■ COMPITI DA SVOLGERE
[1] Secondo il testo sulla revisione auto, quale decreto rende obbligatorio il certificato di revisione?
[2] Riporti senza alcuna modifica tutto il brano del testo sulla revisione auto che va da «Novità in arrivo» giù fino a «tecnico del veicolo.».

■ TESTO DA LEGGERE
Novità in arrivo per la revisione auto. Da domani prossimo si cambia, sarà infatti introdotto un certificato di revisione che verrà rilasciato dai centri autorizzati e dalle officine dopo il controllo tecnico del veicolo.
Il documento, messo a disposizione dell'intestatario dell'auto in forma cartacea, dovrà contenere alcuni dati come il numero e la targa del telaio, il luogo e la data del controllo, la lettura del contachilometri, la categoria del veicolo, le carenze individuate e il livello di gravità, nonché il risultato del controllo tecnico, il nome dell'organismo che lo ha effettuato e la data del successivo controllo.
Il certificato è reso obbligatorio dall'entrata in vigore del dm 214/2017, introdotto a seguito della recezione della Direttiva europea 2014/45.

■ FONTE DEI DATI
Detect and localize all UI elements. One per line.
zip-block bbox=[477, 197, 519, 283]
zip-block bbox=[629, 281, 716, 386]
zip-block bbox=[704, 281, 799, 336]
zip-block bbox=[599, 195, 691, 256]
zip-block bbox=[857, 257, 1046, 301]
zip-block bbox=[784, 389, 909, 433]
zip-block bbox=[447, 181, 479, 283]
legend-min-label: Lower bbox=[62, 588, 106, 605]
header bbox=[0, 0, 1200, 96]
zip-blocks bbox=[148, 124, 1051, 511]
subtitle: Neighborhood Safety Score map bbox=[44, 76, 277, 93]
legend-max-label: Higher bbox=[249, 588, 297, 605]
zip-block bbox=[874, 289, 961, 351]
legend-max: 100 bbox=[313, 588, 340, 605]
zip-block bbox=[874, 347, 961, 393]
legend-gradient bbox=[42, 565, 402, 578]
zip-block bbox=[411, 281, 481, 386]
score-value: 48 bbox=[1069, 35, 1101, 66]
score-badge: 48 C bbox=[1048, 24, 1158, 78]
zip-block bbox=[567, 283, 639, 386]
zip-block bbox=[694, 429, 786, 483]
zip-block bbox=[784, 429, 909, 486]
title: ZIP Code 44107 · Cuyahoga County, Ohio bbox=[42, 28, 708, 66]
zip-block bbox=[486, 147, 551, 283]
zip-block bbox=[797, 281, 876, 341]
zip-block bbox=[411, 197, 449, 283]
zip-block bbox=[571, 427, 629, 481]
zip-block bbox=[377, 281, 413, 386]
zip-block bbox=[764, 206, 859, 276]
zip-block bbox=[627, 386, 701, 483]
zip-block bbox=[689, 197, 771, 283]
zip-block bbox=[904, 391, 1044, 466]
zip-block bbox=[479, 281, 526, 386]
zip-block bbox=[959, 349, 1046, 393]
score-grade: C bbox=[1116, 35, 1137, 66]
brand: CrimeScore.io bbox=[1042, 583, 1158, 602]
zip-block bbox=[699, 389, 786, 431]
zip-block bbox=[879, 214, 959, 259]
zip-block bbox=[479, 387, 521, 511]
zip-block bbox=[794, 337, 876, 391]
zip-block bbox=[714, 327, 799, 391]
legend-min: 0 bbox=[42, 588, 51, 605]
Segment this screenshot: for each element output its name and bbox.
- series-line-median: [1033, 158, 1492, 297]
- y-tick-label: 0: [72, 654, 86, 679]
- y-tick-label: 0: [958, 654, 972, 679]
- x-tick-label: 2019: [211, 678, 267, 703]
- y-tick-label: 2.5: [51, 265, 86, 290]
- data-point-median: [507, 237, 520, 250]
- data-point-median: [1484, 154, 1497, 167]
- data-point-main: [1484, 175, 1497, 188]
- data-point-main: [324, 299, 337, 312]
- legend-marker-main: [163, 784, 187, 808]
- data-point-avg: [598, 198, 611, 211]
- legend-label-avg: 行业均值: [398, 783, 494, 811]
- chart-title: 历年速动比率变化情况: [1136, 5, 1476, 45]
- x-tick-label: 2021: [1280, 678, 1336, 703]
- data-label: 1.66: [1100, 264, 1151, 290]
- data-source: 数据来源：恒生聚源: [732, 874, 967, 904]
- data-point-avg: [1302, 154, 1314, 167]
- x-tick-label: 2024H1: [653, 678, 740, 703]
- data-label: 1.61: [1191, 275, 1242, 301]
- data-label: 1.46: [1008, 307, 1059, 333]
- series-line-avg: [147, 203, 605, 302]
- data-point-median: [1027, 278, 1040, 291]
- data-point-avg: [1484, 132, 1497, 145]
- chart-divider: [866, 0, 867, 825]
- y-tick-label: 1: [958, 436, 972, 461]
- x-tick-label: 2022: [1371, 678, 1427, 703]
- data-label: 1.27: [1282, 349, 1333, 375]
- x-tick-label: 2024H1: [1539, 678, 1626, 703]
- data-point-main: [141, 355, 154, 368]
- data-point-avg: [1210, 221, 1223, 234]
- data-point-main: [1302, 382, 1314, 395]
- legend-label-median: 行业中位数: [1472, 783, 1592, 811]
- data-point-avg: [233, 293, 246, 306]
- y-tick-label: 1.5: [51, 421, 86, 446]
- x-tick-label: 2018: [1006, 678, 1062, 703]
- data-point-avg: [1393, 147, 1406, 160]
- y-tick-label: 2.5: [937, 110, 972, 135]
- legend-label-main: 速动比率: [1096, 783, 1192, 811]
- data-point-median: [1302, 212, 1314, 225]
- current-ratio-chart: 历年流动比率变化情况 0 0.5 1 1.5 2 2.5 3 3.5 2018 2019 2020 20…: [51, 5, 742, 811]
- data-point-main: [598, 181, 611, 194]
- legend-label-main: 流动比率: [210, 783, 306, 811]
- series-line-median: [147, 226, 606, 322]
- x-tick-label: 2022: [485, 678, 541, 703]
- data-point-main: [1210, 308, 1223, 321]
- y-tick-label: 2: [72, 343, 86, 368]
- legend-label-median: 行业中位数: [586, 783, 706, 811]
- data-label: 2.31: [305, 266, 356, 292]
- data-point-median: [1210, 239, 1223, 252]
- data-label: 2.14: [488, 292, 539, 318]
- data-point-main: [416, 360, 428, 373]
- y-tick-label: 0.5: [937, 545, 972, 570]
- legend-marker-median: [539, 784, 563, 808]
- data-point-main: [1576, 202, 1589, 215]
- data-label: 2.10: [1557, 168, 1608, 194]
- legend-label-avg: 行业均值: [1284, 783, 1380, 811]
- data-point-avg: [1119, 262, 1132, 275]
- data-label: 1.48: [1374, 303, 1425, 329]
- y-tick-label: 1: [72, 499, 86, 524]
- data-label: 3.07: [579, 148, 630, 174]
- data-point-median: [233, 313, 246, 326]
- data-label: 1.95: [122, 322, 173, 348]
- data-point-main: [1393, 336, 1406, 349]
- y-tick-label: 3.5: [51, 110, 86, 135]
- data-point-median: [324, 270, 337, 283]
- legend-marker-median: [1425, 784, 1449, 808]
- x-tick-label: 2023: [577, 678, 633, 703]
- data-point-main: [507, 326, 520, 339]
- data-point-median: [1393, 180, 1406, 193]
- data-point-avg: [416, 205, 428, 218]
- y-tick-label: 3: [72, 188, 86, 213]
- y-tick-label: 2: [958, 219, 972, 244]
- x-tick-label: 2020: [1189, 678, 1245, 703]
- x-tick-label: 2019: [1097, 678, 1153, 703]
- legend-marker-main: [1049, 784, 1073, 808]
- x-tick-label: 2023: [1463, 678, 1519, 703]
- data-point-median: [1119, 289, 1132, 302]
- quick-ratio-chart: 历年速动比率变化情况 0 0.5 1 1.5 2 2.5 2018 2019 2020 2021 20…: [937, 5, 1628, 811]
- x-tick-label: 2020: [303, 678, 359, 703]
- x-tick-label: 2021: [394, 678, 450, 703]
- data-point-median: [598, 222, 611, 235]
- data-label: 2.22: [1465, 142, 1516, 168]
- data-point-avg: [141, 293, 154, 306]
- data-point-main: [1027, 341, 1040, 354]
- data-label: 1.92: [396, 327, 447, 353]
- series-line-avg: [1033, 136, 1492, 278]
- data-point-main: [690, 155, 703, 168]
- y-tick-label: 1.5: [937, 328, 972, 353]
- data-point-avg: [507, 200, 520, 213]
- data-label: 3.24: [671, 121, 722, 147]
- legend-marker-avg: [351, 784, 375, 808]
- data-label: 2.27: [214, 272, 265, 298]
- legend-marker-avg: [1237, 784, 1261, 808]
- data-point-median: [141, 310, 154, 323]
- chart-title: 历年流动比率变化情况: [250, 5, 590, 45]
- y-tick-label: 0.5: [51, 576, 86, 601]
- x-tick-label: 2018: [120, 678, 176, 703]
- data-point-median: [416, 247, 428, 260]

■ SOLUZIONI PROPOSTE
[1] Il dm 214/2017.

[2]
Novità in arrivo per la revisione auto. Da domani prossimo si cambia, sarà infatti introdotto un certificato di revisione che verrà rilasciato dai centri autorizzati e dalle officine dopo il controllo tecnico del veicolo.